In the material below, find every line with "Microsoft" and pull it out.

> [Items]:
=-=-=-=-=

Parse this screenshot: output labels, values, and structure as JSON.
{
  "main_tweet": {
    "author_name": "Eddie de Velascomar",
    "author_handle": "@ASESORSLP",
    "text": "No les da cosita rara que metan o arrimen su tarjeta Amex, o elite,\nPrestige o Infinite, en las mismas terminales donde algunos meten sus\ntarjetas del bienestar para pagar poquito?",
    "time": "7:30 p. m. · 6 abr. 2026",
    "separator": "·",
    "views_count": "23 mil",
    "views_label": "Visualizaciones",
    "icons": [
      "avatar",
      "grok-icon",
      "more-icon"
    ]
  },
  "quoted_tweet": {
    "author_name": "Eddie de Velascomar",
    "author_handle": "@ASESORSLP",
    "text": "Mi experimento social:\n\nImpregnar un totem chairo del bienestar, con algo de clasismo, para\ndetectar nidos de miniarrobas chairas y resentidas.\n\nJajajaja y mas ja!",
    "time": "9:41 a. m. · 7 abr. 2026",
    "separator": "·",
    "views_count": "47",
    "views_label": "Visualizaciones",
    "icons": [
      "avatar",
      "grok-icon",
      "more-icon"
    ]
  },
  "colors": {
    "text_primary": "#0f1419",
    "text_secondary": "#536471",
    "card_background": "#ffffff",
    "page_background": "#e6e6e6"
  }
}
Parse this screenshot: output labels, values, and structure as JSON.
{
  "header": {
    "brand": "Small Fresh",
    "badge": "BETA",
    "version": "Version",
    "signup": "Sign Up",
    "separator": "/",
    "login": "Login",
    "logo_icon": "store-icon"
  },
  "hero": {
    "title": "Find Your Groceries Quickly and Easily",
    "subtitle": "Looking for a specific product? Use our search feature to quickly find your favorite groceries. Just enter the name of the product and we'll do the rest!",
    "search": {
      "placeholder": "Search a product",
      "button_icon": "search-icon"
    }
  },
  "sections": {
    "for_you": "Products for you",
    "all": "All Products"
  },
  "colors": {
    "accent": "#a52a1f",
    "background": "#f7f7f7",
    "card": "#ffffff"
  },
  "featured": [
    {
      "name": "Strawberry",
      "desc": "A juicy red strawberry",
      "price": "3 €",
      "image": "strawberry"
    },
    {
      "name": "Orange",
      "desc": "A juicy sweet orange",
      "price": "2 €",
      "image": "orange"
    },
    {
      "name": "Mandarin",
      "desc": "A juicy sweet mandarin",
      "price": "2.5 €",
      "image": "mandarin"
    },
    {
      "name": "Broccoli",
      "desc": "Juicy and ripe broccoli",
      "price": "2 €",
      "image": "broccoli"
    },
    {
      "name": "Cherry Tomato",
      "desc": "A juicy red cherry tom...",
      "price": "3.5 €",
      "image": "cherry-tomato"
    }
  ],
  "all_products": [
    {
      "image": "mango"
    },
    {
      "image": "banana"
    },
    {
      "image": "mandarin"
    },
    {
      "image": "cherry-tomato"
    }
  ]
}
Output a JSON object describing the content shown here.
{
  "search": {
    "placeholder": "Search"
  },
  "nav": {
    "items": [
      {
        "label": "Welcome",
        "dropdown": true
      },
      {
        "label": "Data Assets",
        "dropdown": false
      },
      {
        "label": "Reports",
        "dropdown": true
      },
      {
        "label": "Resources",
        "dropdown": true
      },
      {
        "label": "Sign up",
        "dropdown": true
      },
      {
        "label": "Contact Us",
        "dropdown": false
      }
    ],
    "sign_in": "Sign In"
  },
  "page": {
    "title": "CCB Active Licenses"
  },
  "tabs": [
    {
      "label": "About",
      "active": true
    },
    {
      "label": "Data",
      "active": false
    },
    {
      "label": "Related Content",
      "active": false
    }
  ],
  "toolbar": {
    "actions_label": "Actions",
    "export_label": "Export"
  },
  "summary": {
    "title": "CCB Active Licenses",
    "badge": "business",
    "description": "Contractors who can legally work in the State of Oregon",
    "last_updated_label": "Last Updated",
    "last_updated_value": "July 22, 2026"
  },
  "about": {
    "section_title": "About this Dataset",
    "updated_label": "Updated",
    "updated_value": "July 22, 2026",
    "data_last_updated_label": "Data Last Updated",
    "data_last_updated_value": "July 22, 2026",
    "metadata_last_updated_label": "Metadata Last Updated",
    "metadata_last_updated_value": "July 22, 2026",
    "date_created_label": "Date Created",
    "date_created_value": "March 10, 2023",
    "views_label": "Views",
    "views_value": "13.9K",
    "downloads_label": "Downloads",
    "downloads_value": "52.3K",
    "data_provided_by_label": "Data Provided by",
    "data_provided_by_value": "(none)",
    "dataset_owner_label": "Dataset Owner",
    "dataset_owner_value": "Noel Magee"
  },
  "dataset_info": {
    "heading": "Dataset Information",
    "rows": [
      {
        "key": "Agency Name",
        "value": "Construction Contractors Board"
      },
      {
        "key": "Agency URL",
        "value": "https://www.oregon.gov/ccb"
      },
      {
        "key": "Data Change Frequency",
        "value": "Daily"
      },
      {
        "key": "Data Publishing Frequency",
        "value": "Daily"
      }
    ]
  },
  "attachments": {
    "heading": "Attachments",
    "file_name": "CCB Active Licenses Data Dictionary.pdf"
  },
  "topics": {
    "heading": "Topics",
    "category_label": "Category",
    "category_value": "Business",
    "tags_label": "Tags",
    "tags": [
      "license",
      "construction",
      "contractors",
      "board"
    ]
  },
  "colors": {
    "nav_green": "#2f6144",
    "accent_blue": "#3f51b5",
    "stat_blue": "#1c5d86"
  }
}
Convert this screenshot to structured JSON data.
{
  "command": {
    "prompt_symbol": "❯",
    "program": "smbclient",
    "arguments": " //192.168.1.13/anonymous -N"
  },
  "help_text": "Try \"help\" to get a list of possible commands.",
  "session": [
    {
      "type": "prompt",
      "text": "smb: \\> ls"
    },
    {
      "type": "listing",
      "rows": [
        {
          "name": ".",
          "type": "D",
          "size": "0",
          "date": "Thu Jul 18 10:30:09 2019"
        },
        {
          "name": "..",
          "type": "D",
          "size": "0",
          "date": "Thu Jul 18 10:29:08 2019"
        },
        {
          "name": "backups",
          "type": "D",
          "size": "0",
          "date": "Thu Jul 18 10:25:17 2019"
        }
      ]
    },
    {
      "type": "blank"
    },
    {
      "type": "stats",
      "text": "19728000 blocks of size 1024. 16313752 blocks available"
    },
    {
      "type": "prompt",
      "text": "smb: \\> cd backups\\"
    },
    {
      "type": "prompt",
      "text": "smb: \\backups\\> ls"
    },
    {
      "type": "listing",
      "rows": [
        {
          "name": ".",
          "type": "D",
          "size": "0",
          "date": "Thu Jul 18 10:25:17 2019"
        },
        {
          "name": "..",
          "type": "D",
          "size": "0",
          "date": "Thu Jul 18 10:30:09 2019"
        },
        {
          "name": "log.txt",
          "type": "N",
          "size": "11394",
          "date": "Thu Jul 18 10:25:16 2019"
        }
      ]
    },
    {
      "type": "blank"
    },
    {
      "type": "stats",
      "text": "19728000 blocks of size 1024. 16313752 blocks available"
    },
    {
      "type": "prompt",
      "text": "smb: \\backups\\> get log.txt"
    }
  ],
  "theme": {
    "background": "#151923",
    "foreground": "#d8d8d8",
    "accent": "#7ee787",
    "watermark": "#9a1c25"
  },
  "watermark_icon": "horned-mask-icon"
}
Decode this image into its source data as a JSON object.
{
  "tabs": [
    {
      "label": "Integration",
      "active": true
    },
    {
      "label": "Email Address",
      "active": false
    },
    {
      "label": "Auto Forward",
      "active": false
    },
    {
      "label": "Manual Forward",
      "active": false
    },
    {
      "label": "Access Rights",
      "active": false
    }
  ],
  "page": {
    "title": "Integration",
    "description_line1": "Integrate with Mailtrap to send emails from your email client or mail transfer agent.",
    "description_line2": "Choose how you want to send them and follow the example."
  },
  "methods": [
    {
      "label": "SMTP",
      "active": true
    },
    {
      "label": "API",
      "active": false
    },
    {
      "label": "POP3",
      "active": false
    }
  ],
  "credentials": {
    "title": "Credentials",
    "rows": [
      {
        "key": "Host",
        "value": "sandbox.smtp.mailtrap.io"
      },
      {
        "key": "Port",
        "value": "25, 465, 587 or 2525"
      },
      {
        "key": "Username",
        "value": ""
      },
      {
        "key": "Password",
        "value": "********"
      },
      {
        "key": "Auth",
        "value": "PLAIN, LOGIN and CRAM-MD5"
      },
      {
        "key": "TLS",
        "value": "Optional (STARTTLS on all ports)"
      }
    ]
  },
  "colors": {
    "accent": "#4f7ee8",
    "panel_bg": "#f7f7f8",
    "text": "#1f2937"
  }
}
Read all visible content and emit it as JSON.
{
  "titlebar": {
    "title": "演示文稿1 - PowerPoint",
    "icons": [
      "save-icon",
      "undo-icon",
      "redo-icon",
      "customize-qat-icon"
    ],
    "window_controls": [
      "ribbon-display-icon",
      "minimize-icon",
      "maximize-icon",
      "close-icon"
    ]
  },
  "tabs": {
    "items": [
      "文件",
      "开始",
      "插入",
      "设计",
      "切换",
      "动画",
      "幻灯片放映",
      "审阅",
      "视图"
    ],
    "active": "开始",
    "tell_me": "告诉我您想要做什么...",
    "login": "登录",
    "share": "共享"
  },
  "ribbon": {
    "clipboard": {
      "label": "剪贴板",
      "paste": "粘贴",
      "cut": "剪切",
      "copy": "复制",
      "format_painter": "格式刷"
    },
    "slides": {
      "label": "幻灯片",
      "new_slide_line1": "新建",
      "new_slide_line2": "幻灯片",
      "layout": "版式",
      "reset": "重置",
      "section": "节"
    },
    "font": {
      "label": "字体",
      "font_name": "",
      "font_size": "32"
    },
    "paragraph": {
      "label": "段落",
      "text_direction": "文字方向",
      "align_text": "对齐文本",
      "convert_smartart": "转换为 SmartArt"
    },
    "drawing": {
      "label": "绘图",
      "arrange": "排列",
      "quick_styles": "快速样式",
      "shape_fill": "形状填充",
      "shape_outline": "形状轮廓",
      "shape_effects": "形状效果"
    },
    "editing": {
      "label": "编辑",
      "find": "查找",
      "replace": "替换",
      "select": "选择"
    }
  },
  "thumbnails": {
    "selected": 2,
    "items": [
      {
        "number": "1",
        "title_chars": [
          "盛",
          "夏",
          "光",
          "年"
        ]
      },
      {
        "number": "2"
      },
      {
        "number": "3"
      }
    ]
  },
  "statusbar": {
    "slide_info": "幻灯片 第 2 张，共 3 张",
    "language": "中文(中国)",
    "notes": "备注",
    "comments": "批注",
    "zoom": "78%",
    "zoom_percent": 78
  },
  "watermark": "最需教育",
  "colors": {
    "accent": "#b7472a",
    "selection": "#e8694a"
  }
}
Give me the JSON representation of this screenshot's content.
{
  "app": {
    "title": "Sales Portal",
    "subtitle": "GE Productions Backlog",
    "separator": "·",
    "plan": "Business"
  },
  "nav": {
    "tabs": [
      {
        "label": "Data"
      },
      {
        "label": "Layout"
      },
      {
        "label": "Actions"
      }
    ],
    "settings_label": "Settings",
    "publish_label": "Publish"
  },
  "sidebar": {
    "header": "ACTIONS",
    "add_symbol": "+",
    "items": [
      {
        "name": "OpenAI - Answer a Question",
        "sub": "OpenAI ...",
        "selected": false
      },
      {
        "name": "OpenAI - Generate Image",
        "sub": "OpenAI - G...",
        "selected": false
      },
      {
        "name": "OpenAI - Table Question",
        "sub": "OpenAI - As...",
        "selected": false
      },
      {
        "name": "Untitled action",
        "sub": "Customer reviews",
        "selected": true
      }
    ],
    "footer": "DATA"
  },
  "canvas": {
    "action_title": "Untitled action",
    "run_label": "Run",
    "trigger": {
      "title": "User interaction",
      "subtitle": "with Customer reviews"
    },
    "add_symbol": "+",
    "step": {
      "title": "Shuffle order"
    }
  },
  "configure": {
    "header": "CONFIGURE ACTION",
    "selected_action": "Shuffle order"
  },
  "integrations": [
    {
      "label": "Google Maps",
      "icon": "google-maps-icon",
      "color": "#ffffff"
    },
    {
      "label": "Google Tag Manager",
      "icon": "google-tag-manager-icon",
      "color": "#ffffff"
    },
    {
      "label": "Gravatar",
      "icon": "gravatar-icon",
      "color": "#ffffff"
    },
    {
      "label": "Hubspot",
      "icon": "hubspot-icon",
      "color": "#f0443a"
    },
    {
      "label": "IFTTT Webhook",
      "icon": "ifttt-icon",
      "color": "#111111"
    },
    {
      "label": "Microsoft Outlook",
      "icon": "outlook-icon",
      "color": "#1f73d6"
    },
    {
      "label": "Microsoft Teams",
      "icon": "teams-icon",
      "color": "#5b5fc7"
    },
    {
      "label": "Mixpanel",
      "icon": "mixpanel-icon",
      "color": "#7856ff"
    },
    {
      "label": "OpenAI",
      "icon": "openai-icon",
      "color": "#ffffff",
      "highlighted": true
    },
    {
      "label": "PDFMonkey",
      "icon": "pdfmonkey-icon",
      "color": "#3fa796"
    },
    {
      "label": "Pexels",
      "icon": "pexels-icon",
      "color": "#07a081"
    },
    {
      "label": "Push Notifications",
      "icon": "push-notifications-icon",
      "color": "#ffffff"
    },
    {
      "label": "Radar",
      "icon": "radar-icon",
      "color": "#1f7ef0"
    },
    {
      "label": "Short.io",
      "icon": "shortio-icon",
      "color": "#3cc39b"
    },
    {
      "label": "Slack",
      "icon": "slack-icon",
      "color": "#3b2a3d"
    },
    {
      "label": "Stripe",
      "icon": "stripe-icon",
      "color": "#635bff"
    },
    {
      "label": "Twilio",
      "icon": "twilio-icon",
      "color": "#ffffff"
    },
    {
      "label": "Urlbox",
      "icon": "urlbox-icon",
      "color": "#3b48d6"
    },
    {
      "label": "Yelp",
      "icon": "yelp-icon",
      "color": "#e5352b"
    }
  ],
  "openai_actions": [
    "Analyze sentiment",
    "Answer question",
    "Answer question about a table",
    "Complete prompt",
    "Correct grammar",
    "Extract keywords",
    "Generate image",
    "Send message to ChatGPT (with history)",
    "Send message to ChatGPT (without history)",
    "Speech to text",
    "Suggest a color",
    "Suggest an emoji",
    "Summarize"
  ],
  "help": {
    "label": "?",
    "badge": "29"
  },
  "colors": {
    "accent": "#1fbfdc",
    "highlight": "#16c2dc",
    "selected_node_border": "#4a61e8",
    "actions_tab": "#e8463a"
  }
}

=-=-=-=-=

> [Completed exercise]:
      "label": "Microsoft Outlook",
      "label": "Microsoft Teams",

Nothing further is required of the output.